What needs to be done
Gather up all lines that carry the word "observée".

Supplied material
-- start --

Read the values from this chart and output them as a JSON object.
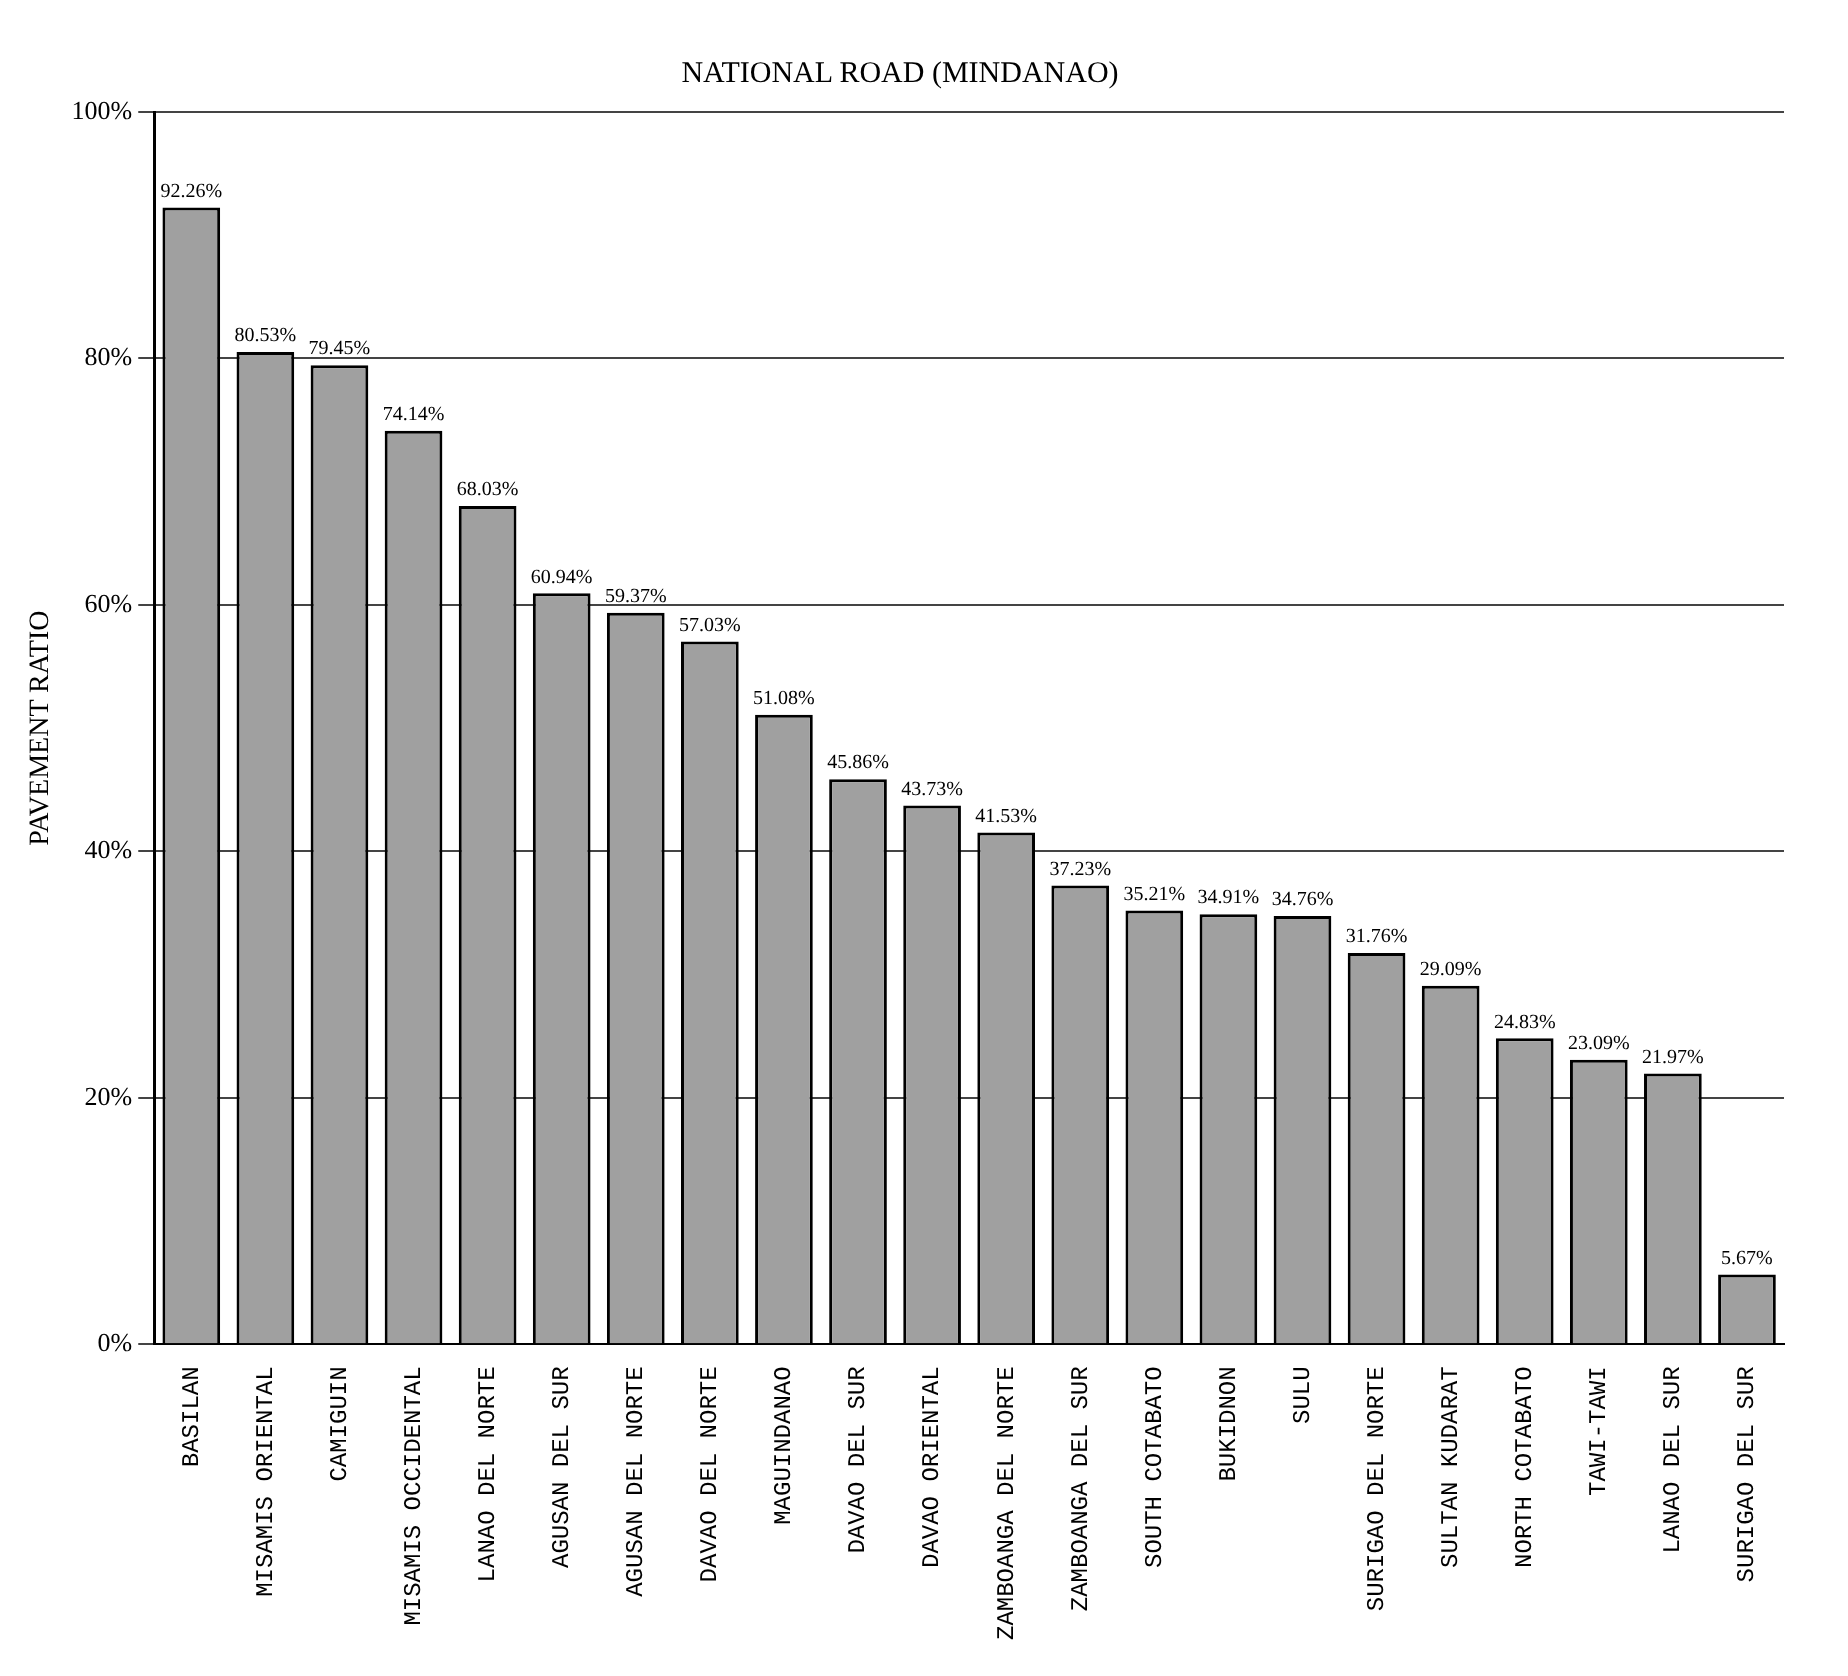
{
  "chart_data": {
    "type": "bar",
    "title": "NATIONAL ROAD (MINDANAO)",
    "ylabel": "PAVEMENT RATIO",
    "categories": [
      "BASILAN",
      "MISAMIS ORIENTAL",
      "CAMIGUIN",
      "MISAMIS OCCIDENTAL",
      "LANAO DEL NORTE",
      "AGUSAN DEL SUR",
      "AGUSAN DEL NORTE",
      "DAVAO DEL NORTE",
      "MAGUINDANAO",
      "DAVAO DEL SUR",
      "DAVAO ORIENTAL",
      "ZAMBOANGA DEL NORTE",
      "ZAMBOANGA DEL SUR",
      "SOUTH COTABATO",
      "BUKIDNON",
      "SULU",
      "SURIGAO DEL NORTE",
      "SULTAN KUDARAT",
      "NORTH COTABATO",
      "TAWI-TAWI",
      "LANAO DEL SUR",
      "SURIGAO DEL SUR"
    ],
    "values": [
      92.26,
      80.53,
      79.45,
      74.14,
      68.03,
      60.94,
      59.37,
      57.03,
      51.08,
      45.86,
      43.73,
      41.53,
      37.23,
      35.21,
      34.91,
      34.76,
      31.76,
      29.09,
      24.83,
      23.09,
      21.97,
      5.67
    ],
    "value_labels": [
      "92.26%",
      "80.53%",
      "79.45%",
      "74.14%",
      "68.03%",
      "60.94%",
      "59.37%",
      "57.03%",
      "51.08%",
      "45.86%",
      "43.73%",
      "41.53%",
      "37.23%",
      "35.21%",
      "34.91%",
      "34.76%",
      "31.76%",
      "29.09%",
      "24.83%",
      "23.09%",
      "21.97%",
      "5.67%"
    ],
    "color": "#a0a0a0",
    "ylim": [
      0,
      100
    ],
    "yticks": [
      {
        "value": 0,
        "label": "0%"
      },
      {
        "value": 20,
        "label": "20%"
      },
      {
        "value": 40,
        "label": "40%"
      },
      {
        "value": 60,
        "label": "60%"
      },
      {
        "value": 80,
        "label": "80%"
      },
      {
        "value": 100,
        "label": "100%"
      }
    ],
    "grid": "y"
  }
}
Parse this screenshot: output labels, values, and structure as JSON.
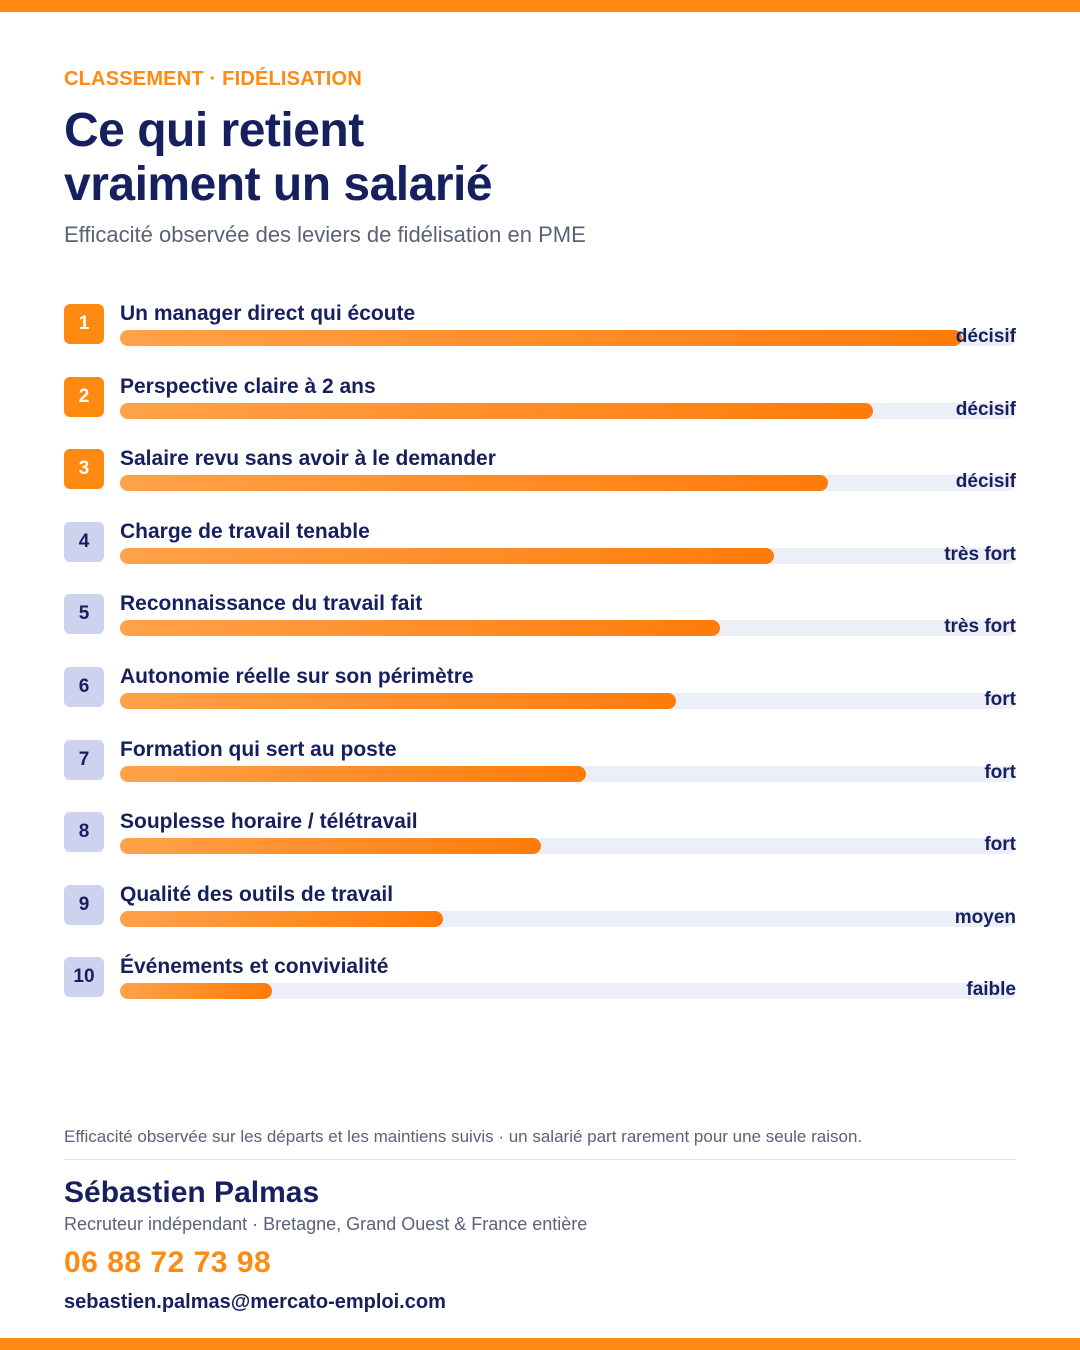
{
  "header": {
    "kicker": "CLASSEMENT · FIDÉLISATION",
    "title_line1": "Ce qui retient",
    "title_line2": "vraiment un salarié",
    "subtitle": "Efficacité observée des leviers de fidélisation en PME"
  },
  "chart_data": {
    "type": "bar",
    "orientation": "horizontal",
    "value_unit": "fraction of full bar",
    "xlim": [
      0,
      1
    ],
    "categories": [
      "Un manager direct qui écoute",
      "Perspective claire à 2 ans",
      "Salaire revu sans avoir à le demander",
      "Charge de travail tenable",
      "Reconnaissance du travail fait",
      "Autonomie réelle sur son périmètre",
      "Formation qui sert au poste",
      "Souplesse horaire / télétravail",
      "Qualité des outils de travail",
      "Événements et convivialité"
    ],
    "ranks": [
      "1",
      "2",
      "3",
      "4",
      "5",
      "6",
      "7",
      "8",
      "9",
      "10"
    ],
    "values": [
      0.94,
      0.84,
      0.79,
      0.73,
      0.67,
      0.62,
      0.52,
      0.47,
      0.36,
      0.17
    ],
    "levels": [
      "décisif",
      "décisif",
      "décisif",
      "très fort",
      "très fort",
      "fort",
      "fort",
      "fort",
      "moyen",
      "faible"
    ],
    "highlighted_top": 3,
    "colors": {
      "bar_start": "#ffa24a",
      "bar_end": "#ff7b0a",
      "track": "#eceff7",
      "rank_highlight": "#ff8a12",
      "rank_default": "#cdd2ee",
      "text": "#17205e"
    }
  },
  "footer": {
    "note": "Efficacité observée sur les départs et les maintiens suivis · un salarié part rarement pour une seule raison.",
    "name": "Sébastien Palmas",
    "role": "Recruteur indépendant · Bretagne, Grand Ouest & France entière",
    "phone": "06 88 72 73 98",
    "email": "sebastien.palmas@mercato-emploi.com"
  },
  "colors": {
    "accent": "#ff8a12",
    "navy": "#17205e",
    "muted": "#5b6278"
  }
}
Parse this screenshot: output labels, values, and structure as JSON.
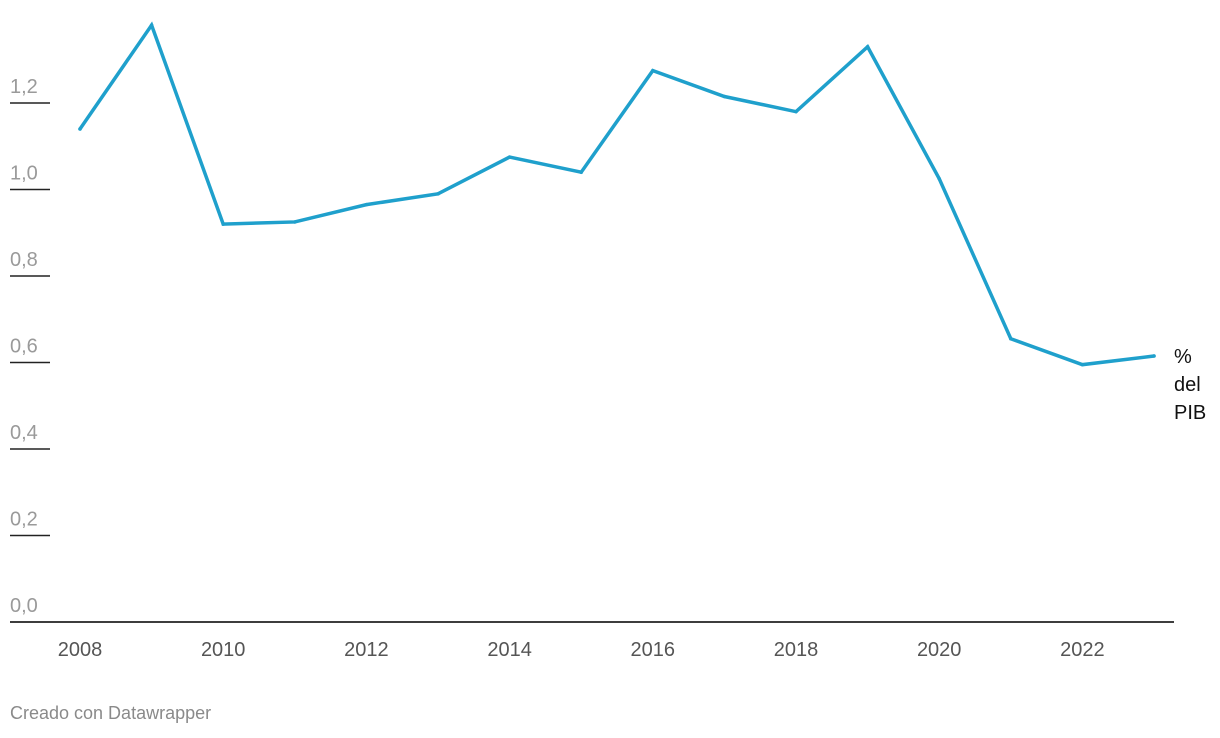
{
  "chart_data": {
    "type": "line",
    "title": "",
    "xlabel": "",
    "ylabel": "",
    "x": [
      2008,
      2009,
      2010,
      2011,
      2012,
      2013,
      2014,
      2015,
      2016,
      2017,
      2018,
      2019,
      2020,
      2021,
      2022,
      2023
    ],
    "x_ticks": [
      "2008",
      "2010",
      "2012",
      "2014",
      "2016",
      "2018",
      "2020",
      "2022"
    ],
    "y_ticks": [
      "0,0",
      "0,2",
      "0,4",
      "0,6",
      "0,8",
      "1,0",
      "1,2"
    ],
    "ylim": [
      0,
      1.37
    ],
    "grid": false,
    "series": [
      {
        "name": "% del PIB",
        "label_lines": [
          "%",
          "del",
          "PIB"
        ],
        "color": "#1fa0cc",
        "values": [
          1.14,
          1.38,
          0.92,
          0.925,
          0.965,
          0.99,
          1.075,
          1.04,
          1.275,
          1.215,
          1.18,
          1.33,
          1.025,
          0.655,
          0.595,
          0.615
        ]
      }
    ]
  },
  "footer": {
    "credit": "Creado con Datawrapper"
  }
}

-- end --

Response
    "subtitle": "Efficacité observée des leviers de fidélisation en PME"
    "note": "Efficacité observée sur les départs et les maintiens suivis · un salarié part rarement pour une seule raison.",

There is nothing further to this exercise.